WRITTEN TASK
Copy each line below exactly and leave the pictures out.
======== EXCERPTED DATA
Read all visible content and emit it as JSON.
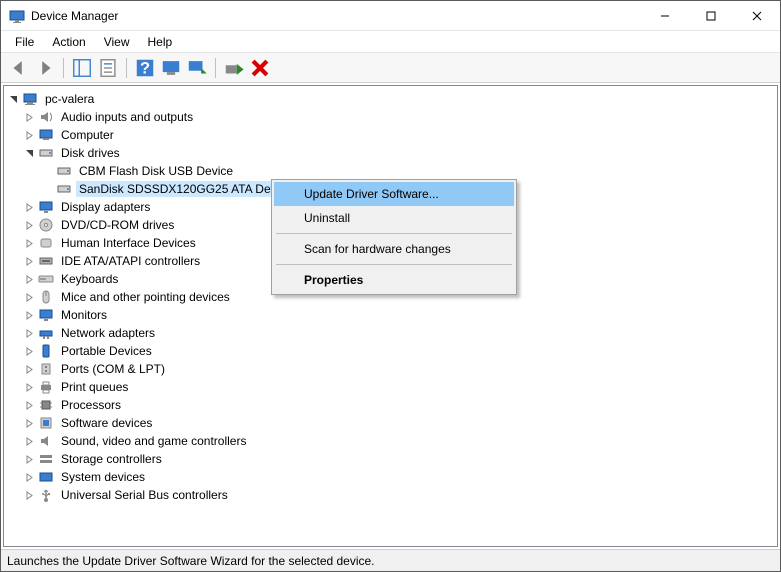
{
  "title": "Device Manager",
  "menubar": [
    "File",
    "Action",
    "View",
    "Help"
  ],
  "tree": {
    "root": "pc-valera",
    "categories": [
      {
        "label": "Audio inputs and outputs",
        "expanded": false
      },
      {
        "label": "Computer",
        "expanded": false
      },
      {
        "label": "Disk drives",
        "expanded": true,
        "children": [
          "CBM Flash Disk USB Device",
          "SanDisk SDSSDX120GG25 ATA Device"
        ]
      },
      {
        "label": "Display adapters",
        "expanded": false
      },
      {
        "label": "DVD/CD-ROM drives",
        "expanded": false
      },
      {
        "label": "Human Interface Devices",
        "expanded": false
      },
      {
        "label": "IDE ATA/ATAPI controllers",
        "expanded": false
      },
      {
        "label": "Keyboards",
        "expanded": false
      },
      {
        "label": "Mice and other pointing devices",
        "expanded": false
      },
      {
        "label": "Monitors",
        "expanded": false
      },
      {
        "label": "Network adapters",
        "expanded": false
      },
      {
        "label": "Portable Devices",
        "expanded": false
      },
      {
        "label": "Ports (COM & LPT)",
        "expanded": false
      },
      {
        "label": "Print queues",
        "expanded": false
      },
      {
        "label": "Processors",
        "expanded": false
      },
      {
        "label": "Software devices",
        "expanded": false
      },
      {
        "label": "Sound, video and game controllers",
        "expanded": false
      },
      {
        "label": "Storage controllers",
        "expanded": false
      },
      {
        "label": "System devices",
        "expanded": false
      },
      {
        "label": "Universal Serial Bus controllers",
        "expanded": false
      }
    ],
    "selected": "SanDisk SDSSDX120GG25 ATA Device"
  },
  "context_menu": {
    "items": [
      {
        "label": "Update Driver Software...",
        "highlighted": true
      },
      {
        "label": "Uninstall"
      },
      {
        "sep": true
      },
      {
        "label": "Scan for hardware changes"
      },
      {
        "sep": true
      },
      {
        "label": "Properties",
        "bold": true
      }
    ]
  },
  "statusbar": "Launches the Update Driver Software Wizard for the selected device."
}
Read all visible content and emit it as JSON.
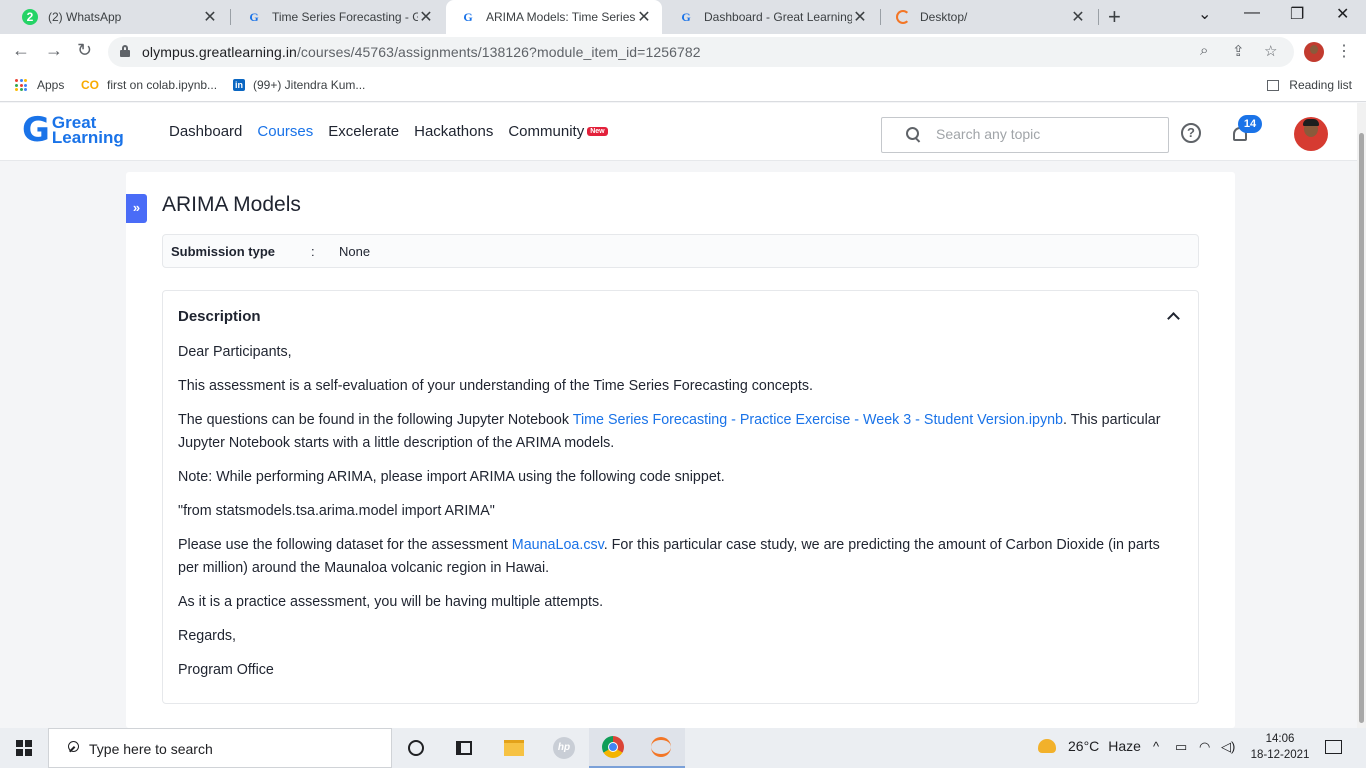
{
  "browser": {
    "tabs": [
      {
        "title": "(2) WhatsApp",
        "favicon": "whatsapp-icon",
        "favicon_text": "2"
      },
      {
        "title": "Time Series Forecasting - Great Learning",
        "favicon": "google-g-icon",
        "favicon_text": "G"
      },
      {
        "title": "ARIMA Models: Time Series Forecasting",
        "favicon": "google-g-icon",
        "favicon_text": "G",
        "active": true
      },
      {
        "title": "Dashboard - Great Learning",
        "favicon": "google-g-icon",
        "favicon_text": "G"
      },
      {
        "title": "Desktop/",
        "favicon": "jupyter-icon",
        "favicon_text": ""
      }
    ],
    "tab_close_glyph": "✕",
    "new_tab_glyph": "+",
    "url_host": "olympus.greatlearning.in",
    "url_path": "/courses/45763/assignments/138126?module_item_id=1256782",
    "bookmarks": [
      {
        "label": "Apps",
        "icon": "apps-grid-icon"
      },
      {
        "label": "first on colab.ipynb...",
        "icon": "colab-icon",
        "icon_text": "CO"
      },
      {
        "label": "(99+) Jitendra Kum...",
        "icon": "linkedin-icon",
        "icon_text": "in"
      }
    ],
    "reading_list": "Reading list"
  },
  "site": {
    "logo_text": "Great Learning",
    "logo_mark": "G",
    "logo_line1": "Great",
    "logo_line2": "Learning",
    "nav": [
      "Dashboard",
      "Courses",
      "Excelerate",
      "Hackathons",
      "Community"
    ],
    "active_nav": "Courses",
    "new_badge": "New",
    "search_placeholder": "Search any topic",
    "help_glyph": "?",
    "notification_count": "14",
    "accent_color": "#1a73e8"
  },
  "page": {
    "title": "ARIMA Models",
    "side_toggle": "»",
    "submission_label": "Submission type",
    "submission_colon": ":",
    "submission_value": "None",
    "description_heading": "Description",
    "greeting": "Dear Participants,",
    "p1": "This assessment is a self-evaluation of your understanding of the Time Series Forecasting concepts.",
    "p2_before": "The questions can be found in the following Jupyter Notebook ",
    "p2_link": "Time Series Forecasting - Practice Exercise - Week 3 - Student Version.ipynb",
    "p2_after": ". This particular Jupyter Notebook starts with a little description of the ARIMA models.",
    "p3": "Note: While performing ARIMA, please import ARIMA using the following code snippet.",
    "p4": "\"from statsmodels.tsa.arima.model import ARIMA\"",
    "p5_before": "Please use the following dataset for the assessment ",
    "p5_link": "MaunaLoa.csv",
    "p5_after": ". For this particular case study, we are predicting the amount of Carbon Dioxide (in parts per million) around the Maunaloa volcanic region in Hawai.",
    "p6": "As it is a practice assessment, you will be having multiple attempts.",
    "p7": "Regards,",
    "p8": "Program Office"
  },
  "taskbar": {
    "search_placeholder": "Type here to search",
    "hp_text": "hp",
    "weather_temp": "26°C",
    "weather_cond": "Haze",
    "tray_up": "^",
    "time": "14:06",
    "date": "18-12-2021"
  }
}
================
TASK ANSWER
Read all visible content and emit it as JSON.
{
  "title": "Device Manager",
  "menubar": [
    "File",
    "Action",
    "View",
    "Help"
  ],
  "tree": {
    "root": "pc-valera",
    "categories": [
      {
        "label": "Audio inputs and outputs",
        "expanded": false
      },
      {
        "label": "Computer",
        "expanded": false
      },
      {
        "label": "Disk drives",
        "expanded": true,
        "children": [
          "CBM Flash Disk USB Device",
          "SanDisk SDSSDX120GG25 ATA Device"
        ]
      },
      {
        "label": "Display adapters",
        "expanded": false
      },
      {
        "label": "DVD/CD-ROM drives",
        "expanded": false
      },
      {
        "label": "Human Interface Devices",
        "expanded": false
      },
      {
        "label": "IDE ATA/ATAPI controllers",
        "expanded": false
      },
      {
        "label": "Keyboards",
        "expanded": false
      },
      {
        "label": "Mice and other pointing devices",
        "expanded": false
      },
      {
        "label": "Monitors",
        "expanded": false
      },
      {
        "label": "Network adapters",
        "expanded": false
      },
      {
        "label": "Portable Devices",
        "expanded": false
      },
      {
        "label": "Ports (COM & LPT)",
        "expanded": false
      },
      {
        "label": "Print queues",
        "expanded": false
      },
      {
        "label": "Processors",
        "expanded": false
      },
      {
        "label": "Software devices",
        "expanded": false
      },
      {
        "label": "Sound, video and game controllers",
        "expanded": false
      },
      {
        "label": "Storage controllers",
        "expanded": false
      },
      {
        "label": "System devices",
        "expanded": false
      },
      {
        "label": "Universal Serial Bus controllers",
        "expanded": false
      }
    ],
    "selected": "SanDisk SDSSDX120GG25 ATA Device"
  },
  "context_menu": {
    "items": [
      {
        "label": "Update Driver Software...",
        "highlighted": true
      },
      {
        "label": "Uninstall"
      },
      {
        "sep": true
      },
      {
        "label": "Scan for hardware changes"
      },
      {
        "sep": true
      },
      {
        "label": "Properties",
        "bold": true
      }
    ]
  },
  "statusbar": "Launches the Update Driver Software Wizard for the selected device."
}
Read all visible content and emit it as JSON.
{
  "browser": {
    "tabs": [
      {
        "title": "(2) WhatsApp",
        "favicon": "whatsapp-icon",
        "favicon_text": "2"
      },
      {
        "title": "Time Series Forecasting - Great Learning",
        "favicon": "google-g-icon",
        "favicon_text": "G"
      },
      {
        "title": "ARIMA Models: Time Series Forecasting",
        "favicon": "google-g-icon",
        "favicon_text": "G",
        "active": true
      },
      {
        "title": "Dashboard - Great Learning",
        "favicon": "google-g-icon",
        "favicon_text": "G"
      },
      {
        "title": "Desktop/",
        "favicon": "jupyter-icon",
        "favicon_text": ""
      }
    ],
    "tab_close_glyph": "✕",
    "new_tab_glyph": "+",
    "url_host": "olympus.greatlearning.in",
    "url_path": "/courses/45763/assignments/138126?module_item_id=1256782",
    "bookmarks": [
      {
        "label": "Apps",
        "icon": "apps-grid-icon"
      },
      {
        "label": "first on colab.ipynb...",
        "icon": "colab-icon",
        "icon_text": "CO"
      },
      {
        "label": "(99+) Jitendra Kum...",
        "icon": "linkedin-icon",
        "icon_text": "in"
      }
    ],
    "reading_list": "Reading list"
  },
  "site": {
    "logo_text": "Great Learning",
    "logo_mark": "G",
    "logo_line1": "Great",
    "logo_line2": "Learning",
    "nav": [
      "Dashboard",
      "Courses",
      "Excelerate",
      "Hackathons",
      "Community"
    ],
    "active_nav": "Courses",
    "new_badge": "New",
    "search_placeholder": "Search any topic",
    "help_glyph": "?",
    "notification_count": "14",
    "accent_color": "#1a73e8"
  },
  "page": {
    "title": "ARIMA Models",
    "side_toggle": "»",
    "submission_label": "Submission type",
    "submission_colon": ":",
    "submission_value": "None",
    "description_heading": "Description",
    "greeting": "Dear Participants,",
    "p1": "This assessment is a self-evaluation of your understanding of the Time Series Forecasting concepts.",
    "p2_before": "The questions can be found in the following Jupyter Notebook ",
    "p2_link": "Time Series Forecasting - Practice Exercise - Week 3 - Student Version.ipynb",
    "p2_after": ". This particular Jupyter Notebook starts with a little description of the ARIMA models.",
    "p3": "Note: While performing ARIMA, please import ARIMA using the following code snippet.",
    "p4": "\"from statsmodels.tsa.arima.model import ARIMA\"",
    "p5_before": "Please use the following dataset for the assessment ",
    "p5_link": "MaunaLoa.csv",
    "p5_after": ". For this particular case study, we are predicting the amount of Carbon Dioxide (in parts per million) around the Maunaloa volcanic region in Hawai.",
    "p6": "As it is a practice assessment, you will be having multiple attempts.",
    "p7": "Regards,",
    "p8": "Program Office"
  },
  "taskbar": {
    "search_placeholder": "Type here to search",
    "hp_text": "hp",
    "weather_temp": "26°C",
    "weather_cond": "Haze",
    "tray_up": "^",
    "time": "14:06",
    "date": "18-12-2021"
  }
}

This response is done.